WRITTEN REQUEST: In the records below, tally every line containing "Ctrl". Report only the total.

PROVIDED DATA:
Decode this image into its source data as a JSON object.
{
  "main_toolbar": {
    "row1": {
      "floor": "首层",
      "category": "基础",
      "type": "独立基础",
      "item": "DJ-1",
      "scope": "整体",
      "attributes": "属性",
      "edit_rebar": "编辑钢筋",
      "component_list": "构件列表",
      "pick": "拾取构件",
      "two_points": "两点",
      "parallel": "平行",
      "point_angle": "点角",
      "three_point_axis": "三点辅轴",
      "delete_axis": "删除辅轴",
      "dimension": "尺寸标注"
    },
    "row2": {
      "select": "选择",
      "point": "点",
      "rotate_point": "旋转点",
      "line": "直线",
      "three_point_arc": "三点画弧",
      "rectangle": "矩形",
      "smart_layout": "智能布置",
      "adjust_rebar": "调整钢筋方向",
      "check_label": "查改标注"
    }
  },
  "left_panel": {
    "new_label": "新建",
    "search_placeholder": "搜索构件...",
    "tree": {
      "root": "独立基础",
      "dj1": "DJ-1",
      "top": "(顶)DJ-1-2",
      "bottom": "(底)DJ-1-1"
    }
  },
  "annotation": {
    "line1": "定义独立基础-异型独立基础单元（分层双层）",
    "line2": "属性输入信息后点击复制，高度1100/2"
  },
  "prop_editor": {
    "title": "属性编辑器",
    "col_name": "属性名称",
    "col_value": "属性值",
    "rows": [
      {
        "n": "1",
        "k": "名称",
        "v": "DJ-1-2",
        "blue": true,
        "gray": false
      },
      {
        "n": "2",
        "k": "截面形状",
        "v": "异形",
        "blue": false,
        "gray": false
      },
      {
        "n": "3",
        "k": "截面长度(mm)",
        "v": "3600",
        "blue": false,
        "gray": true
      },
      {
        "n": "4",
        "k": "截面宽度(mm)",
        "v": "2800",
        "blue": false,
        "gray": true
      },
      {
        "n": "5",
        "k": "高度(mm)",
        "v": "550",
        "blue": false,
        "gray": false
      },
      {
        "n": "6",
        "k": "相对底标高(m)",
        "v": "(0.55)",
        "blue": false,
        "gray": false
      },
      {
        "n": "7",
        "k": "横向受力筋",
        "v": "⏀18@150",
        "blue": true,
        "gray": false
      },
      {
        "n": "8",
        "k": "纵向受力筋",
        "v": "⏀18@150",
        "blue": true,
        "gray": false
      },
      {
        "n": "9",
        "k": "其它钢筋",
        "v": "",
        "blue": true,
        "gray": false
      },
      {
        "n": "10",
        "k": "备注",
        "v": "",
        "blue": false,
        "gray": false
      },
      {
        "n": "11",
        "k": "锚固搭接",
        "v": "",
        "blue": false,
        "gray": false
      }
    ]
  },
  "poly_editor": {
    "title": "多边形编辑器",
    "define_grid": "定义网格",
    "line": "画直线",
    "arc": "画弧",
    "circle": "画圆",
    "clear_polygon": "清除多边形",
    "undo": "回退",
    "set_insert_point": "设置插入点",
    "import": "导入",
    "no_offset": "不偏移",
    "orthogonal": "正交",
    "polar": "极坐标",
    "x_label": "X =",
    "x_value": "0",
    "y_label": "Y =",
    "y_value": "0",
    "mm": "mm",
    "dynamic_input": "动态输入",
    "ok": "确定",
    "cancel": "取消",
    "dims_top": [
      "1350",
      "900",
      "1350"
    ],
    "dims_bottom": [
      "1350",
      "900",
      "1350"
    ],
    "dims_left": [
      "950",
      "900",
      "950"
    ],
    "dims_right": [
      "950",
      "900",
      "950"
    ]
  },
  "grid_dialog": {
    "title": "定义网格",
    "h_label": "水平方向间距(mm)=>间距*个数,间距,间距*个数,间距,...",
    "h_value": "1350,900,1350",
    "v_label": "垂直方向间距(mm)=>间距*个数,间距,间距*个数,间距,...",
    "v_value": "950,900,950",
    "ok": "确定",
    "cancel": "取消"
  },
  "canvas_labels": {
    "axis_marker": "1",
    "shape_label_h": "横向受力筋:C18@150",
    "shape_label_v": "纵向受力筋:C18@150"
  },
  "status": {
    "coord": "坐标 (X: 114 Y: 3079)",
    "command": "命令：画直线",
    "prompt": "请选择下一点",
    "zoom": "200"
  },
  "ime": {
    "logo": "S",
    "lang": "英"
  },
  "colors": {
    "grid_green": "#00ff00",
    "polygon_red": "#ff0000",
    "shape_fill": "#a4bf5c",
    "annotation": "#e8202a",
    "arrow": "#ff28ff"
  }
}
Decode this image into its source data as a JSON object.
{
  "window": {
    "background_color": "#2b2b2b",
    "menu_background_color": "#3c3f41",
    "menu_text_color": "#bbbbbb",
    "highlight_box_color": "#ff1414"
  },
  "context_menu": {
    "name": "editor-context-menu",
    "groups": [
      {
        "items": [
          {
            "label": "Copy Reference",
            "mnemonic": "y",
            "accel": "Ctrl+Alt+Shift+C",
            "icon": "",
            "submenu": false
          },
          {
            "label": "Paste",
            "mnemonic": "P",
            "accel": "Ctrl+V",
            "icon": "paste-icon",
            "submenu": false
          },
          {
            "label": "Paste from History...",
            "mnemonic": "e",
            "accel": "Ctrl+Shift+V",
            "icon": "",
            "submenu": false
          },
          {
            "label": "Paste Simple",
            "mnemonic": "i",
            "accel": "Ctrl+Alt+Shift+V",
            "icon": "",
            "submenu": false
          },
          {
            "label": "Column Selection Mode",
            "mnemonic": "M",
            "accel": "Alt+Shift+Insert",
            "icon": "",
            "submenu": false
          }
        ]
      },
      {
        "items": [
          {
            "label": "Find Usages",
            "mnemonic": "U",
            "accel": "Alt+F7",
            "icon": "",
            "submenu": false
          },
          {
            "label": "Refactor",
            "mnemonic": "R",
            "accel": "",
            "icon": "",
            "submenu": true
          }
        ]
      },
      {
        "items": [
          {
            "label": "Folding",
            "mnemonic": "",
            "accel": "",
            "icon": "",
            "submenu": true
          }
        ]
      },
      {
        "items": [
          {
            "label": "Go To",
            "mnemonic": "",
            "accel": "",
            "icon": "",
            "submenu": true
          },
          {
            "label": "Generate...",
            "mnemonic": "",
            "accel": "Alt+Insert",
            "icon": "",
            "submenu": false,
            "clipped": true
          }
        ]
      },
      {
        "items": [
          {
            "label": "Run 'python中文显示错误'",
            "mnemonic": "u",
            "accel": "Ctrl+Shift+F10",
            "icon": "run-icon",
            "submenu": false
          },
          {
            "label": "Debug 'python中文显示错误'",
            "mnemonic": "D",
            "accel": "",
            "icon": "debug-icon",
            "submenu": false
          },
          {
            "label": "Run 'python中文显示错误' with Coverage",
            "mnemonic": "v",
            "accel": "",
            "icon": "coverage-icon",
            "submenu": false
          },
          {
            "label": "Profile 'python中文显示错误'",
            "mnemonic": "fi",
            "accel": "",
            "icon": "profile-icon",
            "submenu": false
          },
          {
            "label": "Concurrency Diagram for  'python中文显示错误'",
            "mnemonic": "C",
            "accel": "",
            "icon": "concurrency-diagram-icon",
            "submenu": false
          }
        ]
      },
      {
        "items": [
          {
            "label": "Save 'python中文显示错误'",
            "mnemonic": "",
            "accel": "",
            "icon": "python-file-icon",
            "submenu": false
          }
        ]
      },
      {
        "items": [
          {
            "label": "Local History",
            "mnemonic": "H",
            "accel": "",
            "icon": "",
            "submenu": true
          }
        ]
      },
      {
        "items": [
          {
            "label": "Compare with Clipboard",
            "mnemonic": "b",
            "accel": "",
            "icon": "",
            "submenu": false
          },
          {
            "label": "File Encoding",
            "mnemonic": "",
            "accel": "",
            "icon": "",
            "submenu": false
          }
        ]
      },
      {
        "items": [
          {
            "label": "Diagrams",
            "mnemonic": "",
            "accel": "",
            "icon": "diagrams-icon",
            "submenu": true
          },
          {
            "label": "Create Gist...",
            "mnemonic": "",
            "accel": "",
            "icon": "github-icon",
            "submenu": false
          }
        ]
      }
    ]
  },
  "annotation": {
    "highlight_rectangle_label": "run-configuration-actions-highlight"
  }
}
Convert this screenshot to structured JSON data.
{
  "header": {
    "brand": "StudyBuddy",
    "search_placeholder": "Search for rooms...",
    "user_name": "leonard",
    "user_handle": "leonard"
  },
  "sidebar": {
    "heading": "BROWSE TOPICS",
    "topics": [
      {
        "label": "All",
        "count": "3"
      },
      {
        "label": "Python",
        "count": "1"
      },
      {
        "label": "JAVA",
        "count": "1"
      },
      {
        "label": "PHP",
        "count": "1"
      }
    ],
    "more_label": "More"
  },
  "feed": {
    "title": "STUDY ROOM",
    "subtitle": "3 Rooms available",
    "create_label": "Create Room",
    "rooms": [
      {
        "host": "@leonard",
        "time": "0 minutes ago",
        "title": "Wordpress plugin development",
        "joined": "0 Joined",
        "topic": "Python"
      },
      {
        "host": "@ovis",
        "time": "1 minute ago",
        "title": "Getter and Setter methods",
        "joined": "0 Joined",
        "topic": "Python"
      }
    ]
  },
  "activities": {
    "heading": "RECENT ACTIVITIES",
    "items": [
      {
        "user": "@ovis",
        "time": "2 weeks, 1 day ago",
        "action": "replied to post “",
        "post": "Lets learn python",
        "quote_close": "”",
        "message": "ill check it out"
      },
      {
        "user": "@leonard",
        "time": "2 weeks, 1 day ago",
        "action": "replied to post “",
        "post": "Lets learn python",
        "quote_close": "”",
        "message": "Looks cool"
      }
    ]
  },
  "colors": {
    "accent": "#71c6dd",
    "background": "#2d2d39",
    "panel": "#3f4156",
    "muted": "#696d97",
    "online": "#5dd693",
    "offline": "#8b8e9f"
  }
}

SOLVED EXERCISE: 5